**Ketentuan Tugas:**
Salinlah tanpa perubahan bagian teks tentang kepanitiaan pertandingan tinju di Sikka yang dimulai dengan kata-kata yang memuat "Menurut dia, kegiatan" dan berakhir pada "petinju Flores Timur.".

**Blok Teks:**
Rudolfus mengatakan, setelah Tinton dan Angga undur diri, tim Ring Arena Promotion kemudian menghubungi dirinya untuk menjadi ketua panitia.

Dia menerima permintaan tersebut karena hendak menjaga dan mengharumkan nama Kabupaten Sikka. Apalagi status dia adalah Ketua Harian KONI Sikka.

“Ini tinju kelas internasional. Makanya saya setuju jadi ketua panitia,” ungkap dia.

Menurut Kepala Dinas Perpustakaan dan Arsip daerah Kabupaten Sikka ini, tugasnya sebagai Ketua Panitia hanya memfasilitasi kegiatan ini agar dapat berjalan dengan baik.

Menurut dia, kegiatan ini sudah berjalan dengan baik. Pertandingan tinju sempat digelar sebanyak dua partai. Dua partai itu mempertandingkan petinju amatir Sikka melawan Sikka dan petinju Sikka melawan petinju Flores Timur.

Rudolfus mengatakan, setelah menonton dua partai tambahan itu, dia pergi ke Beru untuk makan malam bersama anaknya.

Lalu, dia ditelepon bahwa ada masalah terkait tinju di Gelora Samador. Menurut dia, masalahnya adalah pemilik sound system mematikan sound system. Alasannya, pihak penyelenggara belum bayar lunas ongkos sound system.

**Data yang Ditampilkan:**
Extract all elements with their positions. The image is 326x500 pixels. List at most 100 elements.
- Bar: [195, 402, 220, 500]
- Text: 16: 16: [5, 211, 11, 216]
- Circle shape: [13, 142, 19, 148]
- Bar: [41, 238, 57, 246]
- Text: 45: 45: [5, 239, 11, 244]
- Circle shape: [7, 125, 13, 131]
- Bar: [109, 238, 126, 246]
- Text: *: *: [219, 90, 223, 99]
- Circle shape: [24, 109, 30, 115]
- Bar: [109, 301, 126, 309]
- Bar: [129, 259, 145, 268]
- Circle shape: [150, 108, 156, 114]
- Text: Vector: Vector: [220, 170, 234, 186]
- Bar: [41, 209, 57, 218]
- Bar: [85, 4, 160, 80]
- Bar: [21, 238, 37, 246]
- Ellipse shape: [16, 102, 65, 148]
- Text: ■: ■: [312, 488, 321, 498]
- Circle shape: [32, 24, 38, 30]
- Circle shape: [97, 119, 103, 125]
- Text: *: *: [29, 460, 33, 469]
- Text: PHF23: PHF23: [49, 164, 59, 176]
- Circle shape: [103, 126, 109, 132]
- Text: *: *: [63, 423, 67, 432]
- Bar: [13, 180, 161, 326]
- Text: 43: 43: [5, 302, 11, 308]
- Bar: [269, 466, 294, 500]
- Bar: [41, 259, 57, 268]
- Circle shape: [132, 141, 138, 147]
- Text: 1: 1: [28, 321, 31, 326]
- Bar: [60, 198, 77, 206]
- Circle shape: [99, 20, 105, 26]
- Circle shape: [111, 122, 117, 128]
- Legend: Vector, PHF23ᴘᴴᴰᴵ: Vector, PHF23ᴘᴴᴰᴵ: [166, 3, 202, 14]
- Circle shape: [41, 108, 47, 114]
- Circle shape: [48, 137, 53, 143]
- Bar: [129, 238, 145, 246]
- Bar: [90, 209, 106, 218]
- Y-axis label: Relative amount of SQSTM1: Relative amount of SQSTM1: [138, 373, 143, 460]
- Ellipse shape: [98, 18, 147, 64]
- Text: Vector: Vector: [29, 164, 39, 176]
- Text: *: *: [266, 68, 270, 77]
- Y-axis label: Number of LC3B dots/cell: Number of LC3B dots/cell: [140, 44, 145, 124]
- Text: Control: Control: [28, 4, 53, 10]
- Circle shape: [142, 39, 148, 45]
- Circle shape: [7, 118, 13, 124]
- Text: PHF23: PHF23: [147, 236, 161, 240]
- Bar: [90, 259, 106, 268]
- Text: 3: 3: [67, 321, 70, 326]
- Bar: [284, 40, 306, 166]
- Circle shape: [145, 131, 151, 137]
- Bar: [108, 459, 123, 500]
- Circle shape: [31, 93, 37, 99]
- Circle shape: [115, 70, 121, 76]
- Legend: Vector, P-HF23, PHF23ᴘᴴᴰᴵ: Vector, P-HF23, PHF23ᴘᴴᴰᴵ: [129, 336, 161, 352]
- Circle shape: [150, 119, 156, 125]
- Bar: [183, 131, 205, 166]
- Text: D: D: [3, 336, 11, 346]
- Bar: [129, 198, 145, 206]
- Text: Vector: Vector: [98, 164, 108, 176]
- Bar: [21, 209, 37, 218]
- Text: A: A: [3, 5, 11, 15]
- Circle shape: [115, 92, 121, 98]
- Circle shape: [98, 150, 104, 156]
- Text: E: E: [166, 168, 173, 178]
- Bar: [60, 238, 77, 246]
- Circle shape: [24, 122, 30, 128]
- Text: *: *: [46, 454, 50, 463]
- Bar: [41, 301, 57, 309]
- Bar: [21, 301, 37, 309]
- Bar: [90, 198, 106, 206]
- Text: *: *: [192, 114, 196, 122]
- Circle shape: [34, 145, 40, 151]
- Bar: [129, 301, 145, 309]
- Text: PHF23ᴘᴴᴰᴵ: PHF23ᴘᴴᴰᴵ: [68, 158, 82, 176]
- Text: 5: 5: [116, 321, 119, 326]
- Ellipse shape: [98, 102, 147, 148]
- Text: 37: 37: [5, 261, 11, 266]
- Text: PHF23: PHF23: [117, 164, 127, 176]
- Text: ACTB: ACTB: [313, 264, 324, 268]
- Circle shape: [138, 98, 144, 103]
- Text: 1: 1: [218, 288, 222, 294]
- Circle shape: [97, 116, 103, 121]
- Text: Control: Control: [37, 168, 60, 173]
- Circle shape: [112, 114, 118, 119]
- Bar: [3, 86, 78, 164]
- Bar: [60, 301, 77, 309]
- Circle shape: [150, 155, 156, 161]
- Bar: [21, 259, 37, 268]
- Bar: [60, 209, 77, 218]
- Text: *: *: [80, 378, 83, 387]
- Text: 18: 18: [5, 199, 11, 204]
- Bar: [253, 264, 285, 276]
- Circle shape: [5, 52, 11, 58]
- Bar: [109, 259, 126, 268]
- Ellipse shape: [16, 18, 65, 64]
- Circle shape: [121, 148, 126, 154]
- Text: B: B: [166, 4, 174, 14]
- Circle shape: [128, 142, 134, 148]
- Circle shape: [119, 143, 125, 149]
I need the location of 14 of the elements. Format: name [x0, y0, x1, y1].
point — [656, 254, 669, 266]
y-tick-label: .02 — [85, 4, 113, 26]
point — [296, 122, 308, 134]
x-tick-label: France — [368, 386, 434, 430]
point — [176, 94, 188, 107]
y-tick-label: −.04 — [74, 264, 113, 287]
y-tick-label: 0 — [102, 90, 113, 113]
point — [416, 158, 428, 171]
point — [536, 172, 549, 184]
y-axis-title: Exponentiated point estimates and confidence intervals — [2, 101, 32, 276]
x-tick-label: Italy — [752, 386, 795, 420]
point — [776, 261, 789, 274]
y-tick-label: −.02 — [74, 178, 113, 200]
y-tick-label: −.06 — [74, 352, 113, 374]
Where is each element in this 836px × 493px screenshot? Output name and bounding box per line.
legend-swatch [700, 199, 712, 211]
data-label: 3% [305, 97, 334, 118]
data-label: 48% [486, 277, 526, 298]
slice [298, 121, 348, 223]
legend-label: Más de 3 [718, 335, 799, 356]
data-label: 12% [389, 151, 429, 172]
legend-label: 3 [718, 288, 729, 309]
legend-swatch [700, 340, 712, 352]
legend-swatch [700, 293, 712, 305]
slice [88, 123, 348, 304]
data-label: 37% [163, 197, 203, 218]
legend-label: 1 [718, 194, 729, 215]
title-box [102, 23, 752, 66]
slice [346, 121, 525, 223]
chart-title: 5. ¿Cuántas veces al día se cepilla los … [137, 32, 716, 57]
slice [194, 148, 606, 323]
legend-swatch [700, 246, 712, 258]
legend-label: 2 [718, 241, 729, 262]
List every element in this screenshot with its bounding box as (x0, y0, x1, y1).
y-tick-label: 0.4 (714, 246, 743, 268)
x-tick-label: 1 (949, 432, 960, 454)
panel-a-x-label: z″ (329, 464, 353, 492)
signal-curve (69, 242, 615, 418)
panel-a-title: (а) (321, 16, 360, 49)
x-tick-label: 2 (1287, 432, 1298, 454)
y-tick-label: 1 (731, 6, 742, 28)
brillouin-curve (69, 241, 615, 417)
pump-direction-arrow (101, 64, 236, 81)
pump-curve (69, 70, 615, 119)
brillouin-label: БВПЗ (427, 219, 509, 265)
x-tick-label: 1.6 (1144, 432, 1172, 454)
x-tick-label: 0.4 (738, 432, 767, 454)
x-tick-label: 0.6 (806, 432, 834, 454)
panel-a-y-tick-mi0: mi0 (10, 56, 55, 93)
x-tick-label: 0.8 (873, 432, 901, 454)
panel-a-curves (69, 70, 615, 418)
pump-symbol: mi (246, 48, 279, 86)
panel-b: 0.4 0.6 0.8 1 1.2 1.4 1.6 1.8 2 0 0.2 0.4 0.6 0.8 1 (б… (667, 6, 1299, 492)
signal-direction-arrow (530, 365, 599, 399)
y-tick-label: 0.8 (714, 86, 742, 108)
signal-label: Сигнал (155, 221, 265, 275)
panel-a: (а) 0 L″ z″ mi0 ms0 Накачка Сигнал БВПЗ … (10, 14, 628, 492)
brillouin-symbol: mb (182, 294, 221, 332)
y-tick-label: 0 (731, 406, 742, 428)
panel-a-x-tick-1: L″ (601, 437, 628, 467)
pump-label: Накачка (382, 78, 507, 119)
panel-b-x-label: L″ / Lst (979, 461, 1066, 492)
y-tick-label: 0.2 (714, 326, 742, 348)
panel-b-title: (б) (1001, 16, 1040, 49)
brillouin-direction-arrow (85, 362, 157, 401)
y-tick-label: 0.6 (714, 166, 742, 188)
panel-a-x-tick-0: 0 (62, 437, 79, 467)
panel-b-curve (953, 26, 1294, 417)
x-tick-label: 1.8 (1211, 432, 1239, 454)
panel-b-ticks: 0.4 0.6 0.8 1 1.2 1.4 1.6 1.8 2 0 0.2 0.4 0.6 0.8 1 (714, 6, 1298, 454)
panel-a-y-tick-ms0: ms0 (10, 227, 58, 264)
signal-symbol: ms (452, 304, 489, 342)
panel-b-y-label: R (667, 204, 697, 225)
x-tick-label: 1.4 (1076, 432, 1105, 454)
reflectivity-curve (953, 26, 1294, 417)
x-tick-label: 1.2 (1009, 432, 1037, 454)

**Hasil:**
Menurut dia, kegiatan ini sudah berjalan dengan baik. Pertandingan tinju sempat digelar sebanyak dua partai. Dua partai itu mempertandingkan petinju amatir Sikka melawan Sikka dan petinju Sikka melawan petinju Flores Timur.